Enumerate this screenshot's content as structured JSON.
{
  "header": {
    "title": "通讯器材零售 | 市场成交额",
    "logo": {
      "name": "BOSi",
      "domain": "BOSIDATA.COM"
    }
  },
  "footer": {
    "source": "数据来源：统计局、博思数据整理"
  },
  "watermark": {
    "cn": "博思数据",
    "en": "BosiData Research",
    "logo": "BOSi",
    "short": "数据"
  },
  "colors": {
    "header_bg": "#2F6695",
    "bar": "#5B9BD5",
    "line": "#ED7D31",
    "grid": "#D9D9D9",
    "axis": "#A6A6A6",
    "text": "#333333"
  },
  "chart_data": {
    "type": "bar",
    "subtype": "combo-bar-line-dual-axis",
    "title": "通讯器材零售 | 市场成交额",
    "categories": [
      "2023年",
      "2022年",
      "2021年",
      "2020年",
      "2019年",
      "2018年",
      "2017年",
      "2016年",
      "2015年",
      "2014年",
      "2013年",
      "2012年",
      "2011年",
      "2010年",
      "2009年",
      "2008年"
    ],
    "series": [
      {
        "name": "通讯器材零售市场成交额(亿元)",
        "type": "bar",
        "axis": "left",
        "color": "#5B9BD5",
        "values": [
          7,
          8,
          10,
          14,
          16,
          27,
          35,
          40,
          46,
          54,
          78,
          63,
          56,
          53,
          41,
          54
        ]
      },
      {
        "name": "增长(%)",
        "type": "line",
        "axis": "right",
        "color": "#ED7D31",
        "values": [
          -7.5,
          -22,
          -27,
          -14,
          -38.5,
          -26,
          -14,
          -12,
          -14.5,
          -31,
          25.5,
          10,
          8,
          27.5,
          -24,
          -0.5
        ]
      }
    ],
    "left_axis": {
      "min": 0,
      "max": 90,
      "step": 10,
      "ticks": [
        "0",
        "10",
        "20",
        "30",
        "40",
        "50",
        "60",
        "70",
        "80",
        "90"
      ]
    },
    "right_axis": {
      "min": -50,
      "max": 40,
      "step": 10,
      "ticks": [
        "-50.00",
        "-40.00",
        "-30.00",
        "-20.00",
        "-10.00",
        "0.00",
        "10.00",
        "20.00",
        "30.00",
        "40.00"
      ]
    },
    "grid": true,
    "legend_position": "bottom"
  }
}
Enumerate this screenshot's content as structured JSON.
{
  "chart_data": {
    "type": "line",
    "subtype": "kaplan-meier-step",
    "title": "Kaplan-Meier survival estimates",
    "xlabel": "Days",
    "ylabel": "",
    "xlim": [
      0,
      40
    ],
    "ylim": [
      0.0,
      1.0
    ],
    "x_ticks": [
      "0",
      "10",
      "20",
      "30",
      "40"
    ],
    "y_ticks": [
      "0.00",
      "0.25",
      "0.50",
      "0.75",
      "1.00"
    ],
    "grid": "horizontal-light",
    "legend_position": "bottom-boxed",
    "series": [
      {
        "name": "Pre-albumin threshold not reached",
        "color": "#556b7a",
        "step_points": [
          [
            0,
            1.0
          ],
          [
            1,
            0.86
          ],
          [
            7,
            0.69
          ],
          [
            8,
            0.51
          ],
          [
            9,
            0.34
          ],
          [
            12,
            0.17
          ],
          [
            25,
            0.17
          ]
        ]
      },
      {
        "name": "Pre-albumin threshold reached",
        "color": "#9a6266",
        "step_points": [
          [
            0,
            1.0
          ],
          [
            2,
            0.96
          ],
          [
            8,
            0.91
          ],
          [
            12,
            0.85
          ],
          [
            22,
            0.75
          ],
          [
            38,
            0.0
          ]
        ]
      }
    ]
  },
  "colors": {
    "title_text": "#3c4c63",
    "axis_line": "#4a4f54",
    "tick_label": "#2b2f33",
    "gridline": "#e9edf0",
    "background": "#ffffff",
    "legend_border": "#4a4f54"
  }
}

CHALLENGE
Repeat each of the entries above precisely as given.

RESULT OF THE EXERCISE
Enumerate this screenshot's content as structured JSON.
{
  "header": {
    "title": "通讯器材零售 | 市场成交额",
    "logo": {
      "name": "BOSi",
      "domain": "BOSIDATA.COM"
    }
  },
  "footer": {
    "source": "数据来源：统计局、博思数据整理"
  },
  "watermark": {
    "cn": "博思数据",
    "en": "BosiData Research",
    "logo": "BOSi",
    "short": "数据"
  },
  "colors": {
    "header_bg": "#2F6695",
    "bar": "#5B9BD5",
    "line": "#ED7D31",
    "grid": "#D9D9D9",
    "axis": "#A6A6A6",
    "text": "#333333"
  },
  "chart_data": {
    "type": "bar",
    "subtype": "combo-bar-line-dual-axis",
    "title": "通讯器材零售 | 市场成交额",
    "categories": [
      "2023年",
      "2022年",
      "2021年",
      "2020年",
      "2019年",
      "2018年",
      "2017年",
      "2016年",
      "2015年",
      "2014年",
      "2013年",
      "2012年",
      "2011年",
      "2010年",
      "2009年",
      "2008年"
    ],
    "series": [
      {
        "name": "通讯器材零售市场成交额(亿元)",
        "type": "bar",
        "axis": "left",
        "color": "#5B9BD5",
        "values": [
          7,
          8,
          10,
          14,
          16,
          27,
          35,
          40,
          46,
          54,
          78,
          63,
          56,
          53,
          41,
          54
        ]
      },
      {
        "name": "增长(%)",
        "type": "line",
        "axis": "right",
        "color": "#ED7D31",
        "values": [
          -7.5,
          -22,
          -27,
          -14,
          -38.5,
          -26,
          -14,
          -12,
          -14.5,
          -31,
          25.5,
          10,
          8,
          27.5,
          -24,
          -0.5
        ]
      }
    ],
    "left_axis": {
      "min": 0,
      "max": 90,
      "step": 10,
      "ticks": [
        "0",
        "10",
        "20",
        "30",
        "40",
        "50",
        "60",
        "70",
        "80",
        "90"
      ]
    },
    "right_axis": {
      "min": -50,
      "max": 40,
      "step": 10,
      "ticks": [
        "-50.00",
        "-40.00",
        "-30.00",
        "-20.00",
        "-10.00",
        "0.00",
        "10.00",
        "20.00",
        "30.00",
        "40.00"
      ]
    },
    "grid": true,
    "legend_position": "bottom"
  }
}
Enumerate this screenshot's content as structured JSON.
{
  "chart_data": {
    "type": "line",
    "subtype": "kaplan-meier-step",
    "title": "Kaplan-Meier survival estimates",
    "xlabel": "Days",
    "ylabel": "",
    "xlim": [
      0,
      40
    ],
    "ylim": [
      0.0,
      1.0
    ],
    "x_ticks": [
      "0",
      "10",
      "20",
      "30",
      "40"
    ],
    "y_ticks": [
      "0.00",
      "0.25",
      "0.50",
      "0.75",
      "1.00"
    ],
    "grid": "horizontal-light",
    "legend_position": "bottom-boxed",
    "series": [
      {
        "name": "Pre-albumin threshold not reached",
        "color": "#556b7a",
        "step_points": [
          [
            0,
            1.0
          ],
          [
            1,
            0.86
          ],
          [
            7,
            0.69
          ],
          [
            8,
            0.51
          ],
          [
            9,
            0.34
          ],
          [
            12,
            0.17
          ],
          [
            25,
            0.17
          ]
        ]
      },
      {
        "name": "Pre-albumin threshold reached",
        "color": "#9a6266",
        "step_points": [
          [
            0,
            1.0
          ],
          [
            2,
            0.96
          ],
          [
            8,
            0.91
          ],
          [
            12,
            0.85
          ],
          [
            22,
            0.75
          ],
          [
            38,
            0.0
          ]
        ]
      }
    ]
  },
  "colors": {
    "title_text": "#3c4c63",
    "axis_line": "#4a4f54",
    "tick_label": "#2b2f33",
    "gridline": "#e9edf0",
    "background": "#ffffff",
    "legend_border": "#4a4f54"
  }
}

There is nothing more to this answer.